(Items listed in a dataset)
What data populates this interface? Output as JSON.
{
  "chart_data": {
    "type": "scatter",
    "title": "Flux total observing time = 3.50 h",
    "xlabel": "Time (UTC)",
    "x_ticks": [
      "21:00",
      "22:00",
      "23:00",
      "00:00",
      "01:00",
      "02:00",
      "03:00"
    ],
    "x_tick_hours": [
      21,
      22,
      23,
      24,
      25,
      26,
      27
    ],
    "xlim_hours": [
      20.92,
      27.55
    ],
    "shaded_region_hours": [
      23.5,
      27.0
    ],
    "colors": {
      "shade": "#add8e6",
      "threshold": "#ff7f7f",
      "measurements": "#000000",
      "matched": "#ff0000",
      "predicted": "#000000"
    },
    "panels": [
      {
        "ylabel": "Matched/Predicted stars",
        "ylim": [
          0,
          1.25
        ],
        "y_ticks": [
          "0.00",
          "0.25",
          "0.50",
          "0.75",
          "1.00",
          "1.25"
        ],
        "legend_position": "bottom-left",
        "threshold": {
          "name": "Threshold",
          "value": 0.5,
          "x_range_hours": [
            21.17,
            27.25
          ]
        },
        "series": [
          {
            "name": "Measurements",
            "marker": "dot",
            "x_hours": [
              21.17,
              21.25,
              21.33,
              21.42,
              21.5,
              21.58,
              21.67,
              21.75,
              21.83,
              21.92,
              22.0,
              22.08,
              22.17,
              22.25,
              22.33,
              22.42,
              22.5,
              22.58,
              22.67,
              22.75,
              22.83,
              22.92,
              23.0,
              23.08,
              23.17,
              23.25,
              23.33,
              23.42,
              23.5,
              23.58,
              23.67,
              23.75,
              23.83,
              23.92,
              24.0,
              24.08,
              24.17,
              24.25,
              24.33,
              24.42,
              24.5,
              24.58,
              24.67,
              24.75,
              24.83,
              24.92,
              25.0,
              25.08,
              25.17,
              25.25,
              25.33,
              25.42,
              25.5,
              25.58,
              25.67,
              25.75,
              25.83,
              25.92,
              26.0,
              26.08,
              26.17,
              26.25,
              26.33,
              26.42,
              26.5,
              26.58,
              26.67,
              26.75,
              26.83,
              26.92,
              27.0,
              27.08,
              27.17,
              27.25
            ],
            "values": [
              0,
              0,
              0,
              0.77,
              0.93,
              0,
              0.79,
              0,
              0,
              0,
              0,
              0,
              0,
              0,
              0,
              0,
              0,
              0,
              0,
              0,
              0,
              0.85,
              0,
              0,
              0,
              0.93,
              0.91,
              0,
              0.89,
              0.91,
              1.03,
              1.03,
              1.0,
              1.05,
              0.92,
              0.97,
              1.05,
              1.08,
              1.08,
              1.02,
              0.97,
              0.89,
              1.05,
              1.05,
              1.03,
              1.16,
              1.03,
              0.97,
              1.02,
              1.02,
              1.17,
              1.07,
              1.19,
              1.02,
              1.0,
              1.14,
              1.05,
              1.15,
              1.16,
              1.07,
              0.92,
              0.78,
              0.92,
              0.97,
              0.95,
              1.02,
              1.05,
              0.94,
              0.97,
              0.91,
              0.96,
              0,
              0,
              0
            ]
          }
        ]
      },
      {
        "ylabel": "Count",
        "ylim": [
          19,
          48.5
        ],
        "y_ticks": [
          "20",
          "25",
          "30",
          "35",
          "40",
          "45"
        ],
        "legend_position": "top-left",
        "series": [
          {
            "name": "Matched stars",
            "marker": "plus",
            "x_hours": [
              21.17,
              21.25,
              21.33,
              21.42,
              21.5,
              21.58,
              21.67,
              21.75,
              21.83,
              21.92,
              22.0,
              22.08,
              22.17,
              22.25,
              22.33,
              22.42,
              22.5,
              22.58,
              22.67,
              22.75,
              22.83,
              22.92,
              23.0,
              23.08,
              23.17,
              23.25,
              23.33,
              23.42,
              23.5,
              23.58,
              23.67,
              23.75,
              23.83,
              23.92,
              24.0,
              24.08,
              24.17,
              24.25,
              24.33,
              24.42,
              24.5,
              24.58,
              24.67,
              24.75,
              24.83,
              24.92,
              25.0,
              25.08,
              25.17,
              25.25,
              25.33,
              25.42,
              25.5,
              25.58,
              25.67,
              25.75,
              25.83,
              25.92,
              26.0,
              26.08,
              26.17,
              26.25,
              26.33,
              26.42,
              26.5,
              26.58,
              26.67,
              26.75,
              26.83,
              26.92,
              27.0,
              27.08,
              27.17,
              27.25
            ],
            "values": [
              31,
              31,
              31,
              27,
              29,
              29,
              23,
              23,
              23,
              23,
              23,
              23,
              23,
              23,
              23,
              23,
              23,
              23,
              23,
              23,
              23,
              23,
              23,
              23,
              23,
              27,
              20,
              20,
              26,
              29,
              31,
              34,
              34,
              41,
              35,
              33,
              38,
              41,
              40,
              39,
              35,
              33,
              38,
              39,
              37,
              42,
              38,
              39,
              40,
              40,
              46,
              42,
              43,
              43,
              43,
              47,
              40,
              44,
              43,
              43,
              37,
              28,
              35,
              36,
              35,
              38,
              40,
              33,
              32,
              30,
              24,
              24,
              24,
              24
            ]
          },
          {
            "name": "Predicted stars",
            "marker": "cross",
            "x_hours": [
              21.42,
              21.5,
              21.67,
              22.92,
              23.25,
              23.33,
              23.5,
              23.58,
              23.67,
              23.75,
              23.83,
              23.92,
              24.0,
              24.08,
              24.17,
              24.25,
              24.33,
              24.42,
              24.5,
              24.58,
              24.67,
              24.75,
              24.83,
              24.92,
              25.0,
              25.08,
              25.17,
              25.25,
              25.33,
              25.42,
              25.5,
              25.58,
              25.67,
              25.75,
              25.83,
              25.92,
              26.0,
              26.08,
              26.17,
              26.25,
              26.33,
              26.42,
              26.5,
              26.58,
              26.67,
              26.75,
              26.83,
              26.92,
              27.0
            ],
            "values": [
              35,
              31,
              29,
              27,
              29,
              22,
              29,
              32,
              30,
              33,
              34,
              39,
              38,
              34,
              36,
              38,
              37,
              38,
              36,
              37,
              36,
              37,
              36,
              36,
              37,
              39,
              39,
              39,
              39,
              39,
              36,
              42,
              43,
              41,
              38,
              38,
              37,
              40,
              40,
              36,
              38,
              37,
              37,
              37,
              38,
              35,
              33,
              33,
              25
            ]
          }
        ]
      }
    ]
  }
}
...
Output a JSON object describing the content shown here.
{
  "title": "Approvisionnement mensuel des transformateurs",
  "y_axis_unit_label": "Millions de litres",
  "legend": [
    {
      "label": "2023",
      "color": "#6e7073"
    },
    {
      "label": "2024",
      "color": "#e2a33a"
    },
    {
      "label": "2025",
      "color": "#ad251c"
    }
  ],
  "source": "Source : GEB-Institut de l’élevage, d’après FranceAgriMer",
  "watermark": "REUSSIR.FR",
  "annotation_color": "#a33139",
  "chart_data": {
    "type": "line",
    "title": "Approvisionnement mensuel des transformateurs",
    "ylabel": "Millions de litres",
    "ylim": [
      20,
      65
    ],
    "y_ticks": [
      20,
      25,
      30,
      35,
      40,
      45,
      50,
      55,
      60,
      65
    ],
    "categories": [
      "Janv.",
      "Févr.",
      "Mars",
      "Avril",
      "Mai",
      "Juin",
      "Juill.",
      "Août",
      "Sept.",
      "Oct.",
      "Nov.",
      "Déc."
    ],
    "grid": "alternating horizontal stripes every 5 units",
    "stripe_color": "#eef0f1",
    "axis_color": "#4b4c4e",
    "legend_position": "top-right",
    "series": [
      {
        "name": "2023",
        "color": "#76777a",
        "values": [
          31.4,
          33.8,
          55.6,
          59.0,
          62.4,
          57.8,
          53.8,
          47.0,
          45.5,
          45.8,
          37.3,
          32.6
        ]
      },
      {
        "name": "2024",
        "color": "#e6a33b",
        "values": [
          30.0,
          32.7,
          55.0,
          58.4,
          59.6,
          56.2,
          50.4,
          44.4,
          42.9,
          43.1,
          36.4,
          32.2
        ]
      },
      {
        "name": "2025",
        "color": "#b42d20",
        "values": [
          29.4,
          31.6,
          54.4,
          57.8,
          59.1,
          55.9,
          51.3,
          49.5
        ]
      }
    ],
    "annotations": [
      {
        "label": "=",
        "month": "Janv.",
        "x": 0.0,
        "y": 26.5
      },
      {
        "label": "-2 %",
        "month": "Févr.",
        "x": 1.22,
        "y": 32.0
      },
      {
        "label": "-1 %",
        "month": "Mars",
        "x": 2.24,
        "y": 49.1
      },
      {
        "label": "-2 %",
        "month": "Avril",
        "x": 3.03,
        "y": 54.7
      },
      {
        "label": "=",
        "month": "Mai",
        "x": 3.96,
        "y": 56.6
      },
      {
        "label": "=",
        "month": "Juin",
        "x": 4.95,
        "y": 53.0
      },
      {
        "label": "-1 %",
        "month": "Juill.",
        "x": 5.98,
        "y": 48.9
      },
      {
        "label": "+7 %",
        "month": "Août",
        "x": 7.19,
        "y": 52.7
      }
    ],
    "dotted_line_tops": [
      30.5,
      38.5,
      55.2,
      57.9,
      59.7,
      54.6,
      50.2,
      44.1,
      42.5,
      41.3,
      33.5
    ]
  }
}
...
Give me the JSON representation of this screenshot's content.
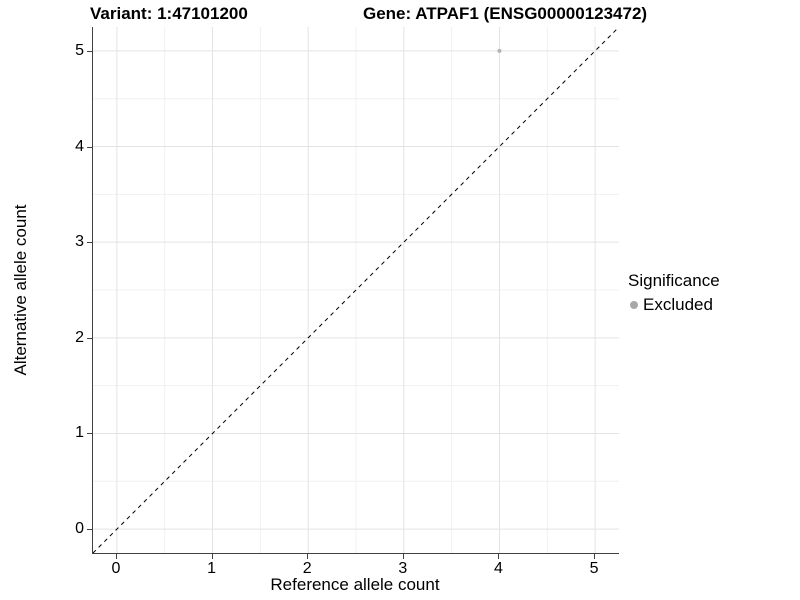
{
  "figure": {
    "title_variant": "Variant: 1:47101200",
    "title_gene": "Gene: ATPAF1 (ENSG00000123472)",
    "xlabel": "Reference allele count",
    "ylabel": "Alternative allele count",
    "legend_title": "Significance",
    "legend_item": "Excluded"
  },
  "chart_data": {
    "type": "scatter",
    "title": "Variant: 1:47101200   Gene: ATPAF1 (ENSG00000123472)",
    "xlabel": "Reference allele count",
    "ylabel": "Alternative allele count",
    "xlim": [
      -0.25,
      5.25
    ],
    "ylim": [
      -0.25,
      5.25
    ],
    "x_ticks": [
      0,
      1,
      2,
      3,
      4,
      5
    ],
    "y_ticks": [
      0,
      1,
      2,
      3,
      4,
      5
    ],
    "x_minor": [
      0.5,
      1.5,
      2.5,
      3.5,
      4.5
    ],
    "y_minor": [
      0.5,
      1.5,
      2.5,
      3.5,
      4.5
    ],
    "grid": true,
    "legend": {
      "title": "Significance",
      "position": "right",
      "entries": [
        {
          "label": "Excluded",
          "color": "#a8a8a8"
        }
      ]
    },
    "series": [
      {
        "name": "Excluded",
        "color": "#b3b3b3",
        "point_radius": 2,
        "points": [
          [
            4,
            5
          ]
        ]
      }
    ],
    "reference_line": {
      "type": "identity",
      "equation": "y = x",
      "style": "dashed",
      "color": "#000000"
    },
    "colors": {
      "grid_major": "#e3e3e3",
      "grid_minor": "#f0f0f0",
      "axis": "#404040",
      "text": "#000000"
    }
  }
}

## WHAT IS NEEDED
Return, from the data, each line that has the word "transformateurs" in it.

## TASK SOLUTION
  "title": "Approvisionnement mensuel des transformateurs",
    "title": "Approvisionnement mensuel des transformateurs",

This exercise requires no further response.